═══ INPUT RECORDS
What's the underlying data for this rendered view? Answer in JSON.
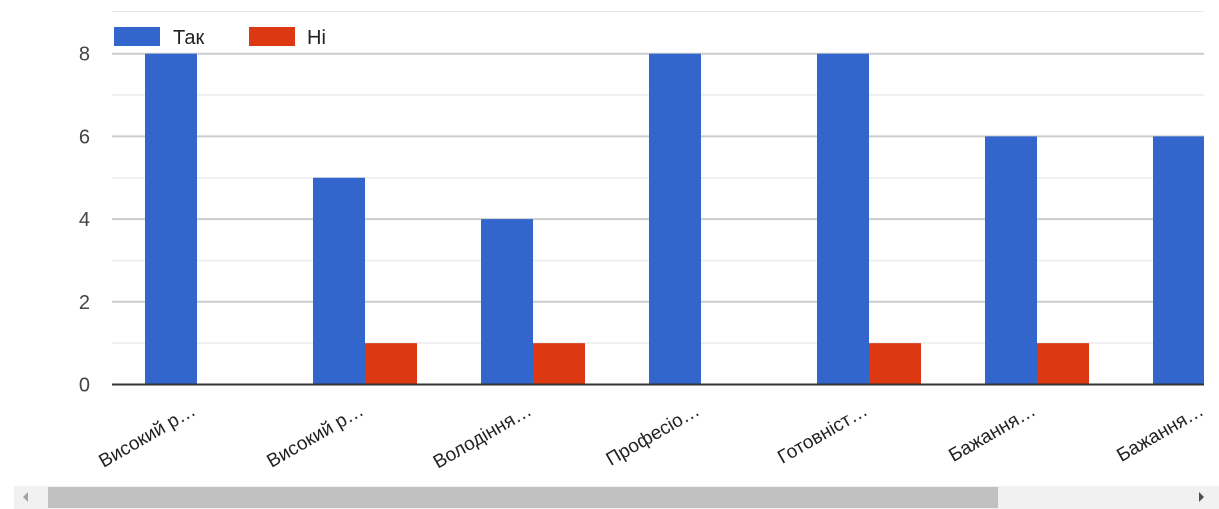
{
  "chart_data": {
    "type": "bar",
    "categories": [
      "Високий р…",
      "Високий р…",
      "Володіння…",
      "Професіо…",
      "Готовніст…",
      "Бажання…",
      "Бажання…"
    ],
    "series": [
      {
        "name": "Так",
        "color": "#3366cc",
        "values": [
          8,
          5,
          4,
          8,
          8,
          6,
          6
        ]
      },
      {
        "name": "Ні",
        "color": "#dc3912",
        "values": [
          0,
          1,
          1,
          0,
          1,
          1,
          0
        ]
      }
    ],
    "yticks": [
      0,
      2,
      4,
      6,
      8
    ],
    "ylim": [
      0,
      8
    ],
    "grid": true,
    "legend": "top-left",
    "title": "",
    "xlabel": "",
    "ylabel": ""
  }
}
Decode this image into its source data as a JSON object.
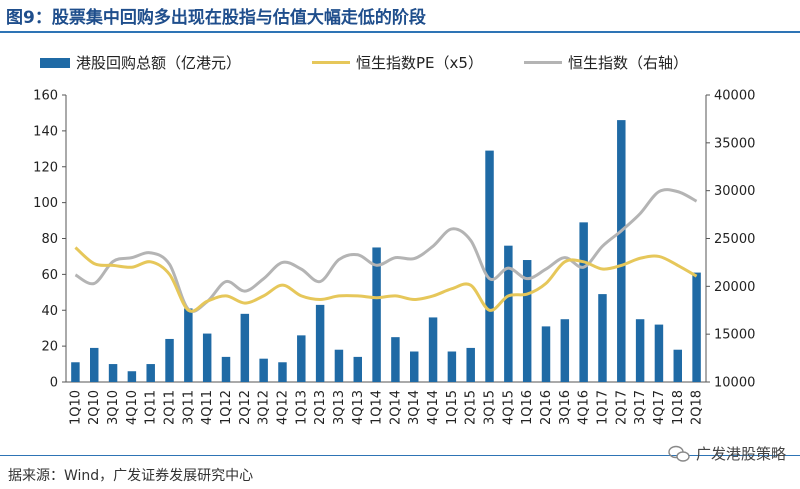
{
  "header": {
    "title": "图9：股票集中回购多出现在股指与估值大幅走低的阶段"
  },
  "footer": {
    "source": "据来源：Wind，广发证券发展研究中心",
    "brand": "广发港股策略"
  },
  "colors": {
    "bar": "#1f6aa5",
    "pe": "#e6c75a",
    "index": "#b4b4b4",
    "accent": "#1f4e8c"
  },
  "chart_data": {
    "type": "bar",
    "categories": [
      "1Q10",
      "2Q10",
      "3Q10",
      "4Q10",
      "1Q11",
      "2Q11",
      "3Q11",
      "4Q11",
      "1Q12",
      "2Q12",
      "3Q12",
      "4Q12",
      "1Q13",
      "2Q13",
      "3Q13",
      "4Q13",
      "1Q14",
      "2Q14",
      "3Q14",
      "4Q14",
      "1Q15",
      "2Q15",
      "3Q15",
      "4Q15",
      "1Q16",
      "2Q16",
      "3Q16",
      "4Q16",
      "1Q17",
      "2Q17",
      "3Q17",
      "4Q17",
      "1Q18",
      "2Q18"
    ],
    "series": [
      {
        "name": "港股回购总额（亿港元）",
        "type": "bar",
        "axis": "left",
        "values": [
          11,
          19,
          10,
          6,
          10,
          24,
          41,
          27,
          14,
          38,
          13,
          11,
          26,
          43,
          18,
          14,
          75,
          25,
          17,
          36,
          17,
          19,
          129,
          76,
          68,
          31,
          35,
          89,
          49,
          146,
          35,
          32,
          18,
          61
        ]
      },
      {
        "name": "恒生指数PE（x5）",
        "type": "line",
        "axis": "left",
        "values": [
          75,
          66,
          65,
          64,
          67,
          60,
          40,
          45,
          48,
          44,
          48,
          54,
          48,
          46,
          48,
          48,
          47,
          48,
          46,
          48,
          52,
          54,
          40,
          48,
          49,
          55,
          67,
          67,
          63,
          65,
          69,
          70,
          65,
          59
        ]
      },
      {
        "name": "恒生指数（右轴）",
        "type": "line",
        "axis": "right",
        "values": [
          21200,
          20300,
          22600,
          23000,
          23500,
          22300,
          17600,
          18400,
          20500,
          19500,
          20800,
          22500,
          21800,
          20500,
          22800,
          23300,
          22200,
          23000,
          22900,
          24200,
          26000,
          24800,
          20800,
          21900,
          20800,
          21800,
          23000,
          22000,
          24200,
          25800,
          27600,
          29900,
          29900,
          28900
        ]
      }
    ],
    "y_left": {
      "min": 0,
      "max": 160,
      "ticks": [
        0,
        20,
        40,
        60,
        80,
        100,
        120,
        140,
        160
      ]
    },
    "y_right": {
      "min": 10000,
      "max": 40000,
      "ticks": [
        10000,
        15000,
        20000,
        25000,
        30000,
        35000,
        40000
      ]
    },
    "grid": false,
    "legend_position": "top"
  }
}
══════
# [GIVEN TASK]
Copy the data character for character, but drop all pictures from the copy.

# [SOLUTION TO THE EXERCISE]
What's the underlying data for this rendered view? Answer in JSON.
{
  "chart_data": {
    "type": "bar",
    "categories": [
      "Високий р…",
      "Високий р…",
      "Володіння…",
      "Професіо…",
      "Готовніст…",
      "Бажання…",
      "Бажання…"
    ],
    "series": [
      {
        "name": "Так",
        "color": "#3366cc",
        "values": [
          8,
          5,
          4,
          8,
          8,
          6,
          6
        ]
      },
      {
        "name": "Ні",
        "color": "#dc3912",
        "values": [
          0,
          1,
          1,
          0,
          1,
          1,
          0
        ]
      }
    ],
    "yticks": [
      0,
      2,
      4,
      6,
      8
    ],
    "ylim": [
      0,
      8
    ],
    "grid": true,
    "legend": "top-left",
    "title": "",
    "xlabel": "",
    "ylabel": ""
  }
}
Decode this image into its source data as a JSON object.
{
  "header": {
    "title": "图9：股票集中回购多出现在股指与估值大幅走低的阶段"
  },
  "footer": {
    "source": "据来源：Wind，广发证券发展研究中心",
    "brand": "广发港股策略"
  },
  "colors": {
    "bar": "#1f6aa5",
    "pe": "#e6c75a",
    "index": "#b4b4b4",
    "accent": "#1f4e8c"
  },
  "chart_data": {
    "type": "bar",
    "categories": [
      "1Q10",
      "2Q10",
      "3Q10",
      "4Q10",
      "1Q11",
      "2Q11",
      "3Q11",
      "4Q11",
      "1Q12",
      "2Q12",
      "3Q12",
      "4Q12",
      "1Q13",
      "2Q13",
      "3Q13",
      "4Q13",
      "1Q14",
      "2Q14",
      "3Q14",
      "4Q14",
      "1Q15",
      "2Q15",
      "3Q15",
      "4Q15",
      "1Q16",
      "2Q16",
      "3Q16",
      "4Q16",
      "1Q17",
      "2Q17",
      "3Q17",
      "4Q17",
      "1Q18",
      "2Q18"
    ],
    "series": [
      {
        "name": "港股回购总额（亿港元）",
        "type": "bar",
        "axis": "left",
        "values": [
          11,
          19,
          10,
          6,
          10,
          24,
          41,
          27,
          14,
          38,
          13,
          11,
          26,
          43,
          18,
          14,
          75,
          25,
          17,
          36,
          17,
          19,
          129,
          76,
          68,
          31,
          35,
          89,
          49,
          146,
          35,
          32,
          18,
          61
        ]
      },
      {
        "name": "恒生指数PE（x5）",
        "type": "line",
        "axis": "left",
        "values": [
          75,
          66,
          65,
          64,
          67,
          60,
          40,
          45,
          48,
          44,
          48,
          54,
          48,
          46,
          48,
          48,
          47,
          48,
          46,
          48,
          52,
          54,
          40,
          48,
          49,
          55,
          67,
          67,
          63,
          65,
          69,
          70,
          65,
          59
        ]
      },
      {
        "name": "恒生指数（右轴）",
        "type": "line",
        "axis": "right",
        "values": [
          21200,
          20300,
          22600,
          23000,
          23500,
          22300,
          17600,
          18400,
          20500,
          19500,
          20800,
          22500,
          21800,
          20500,
          22800,
          23300,
          22200,
          23000,
          22900,
          24200,
          26000,
          24800,
          20800,
          21900,
          20800,
          21800,
          23000,
          22000,
          24200,
          25800,
          27600,
          29900,
          29900,
          28900
        ]
      }
    ],
    "y_left": {
      "min": 0,
      "max": 160,
      "ticks": [
        0,
        20,
        40,
        60,
        80,
        100,
        120,
        140,
        160
      ]
    },
    "y_right": {
      "min": 10000,
      "max": 40000,
      "ticks": [
        10000,
        15000,
        20000,
        25000,
        30000,
        35000,
        40000
      ]
    },
    "grid": false,
    "legend_position": "top"
  }
}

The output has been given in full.